#### [GIVEN PROBLEM]
Exactly repeat all the records below, omitting the images they hold.

Data items
"""
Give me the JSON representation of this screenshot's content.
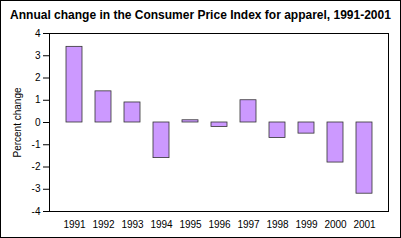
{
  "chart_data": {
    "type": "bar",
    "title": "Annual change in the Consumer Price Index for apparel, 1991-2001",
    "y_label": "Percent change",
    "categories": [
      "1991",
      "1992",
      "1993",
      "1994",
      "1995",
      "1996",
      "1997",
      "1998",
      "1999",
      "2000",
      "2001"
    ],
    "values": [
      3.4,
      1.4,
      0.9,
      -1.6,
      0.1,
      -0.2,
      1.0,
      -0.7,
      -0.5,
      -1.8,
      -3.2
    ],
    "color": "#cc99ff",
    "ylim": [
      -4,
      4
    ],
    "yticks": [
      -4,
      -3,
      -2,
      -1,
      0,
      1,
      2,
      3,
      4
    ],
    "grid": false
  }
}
"""
#### [FINISHED ANSWER]
Give me the JSON representation of this screenshot's content.
{
  "chart_data": {
    "type": "bar",
    "title": "Annual change in the Consumer Price Index for apparel, 1991-2001",
    "y_label": "Percent change",
    "categories": [
      "1991",
      "1992",
      "1993",
      "1994",
      "1995",
      "1996",
      "1997",
      "1998",
      "1999",
      "2000",
      "2001"
    ],
    "values": [
      3.4,
      1.4,
      0.9,
      -1.6,
      0.1,
      -0.2,
      1.0,
      -0.7,
      -0.5,
      -1.8,
      -3.2
    ],
    "color": "#cc99ff",
    "ylim": [
      -4,
      4
    ],
    "yticks": [
      -4,
      -3,
      -2,
      -1,
      0,
      1,
      2,
      3,
      4
    ],
    "grid": false
  }
}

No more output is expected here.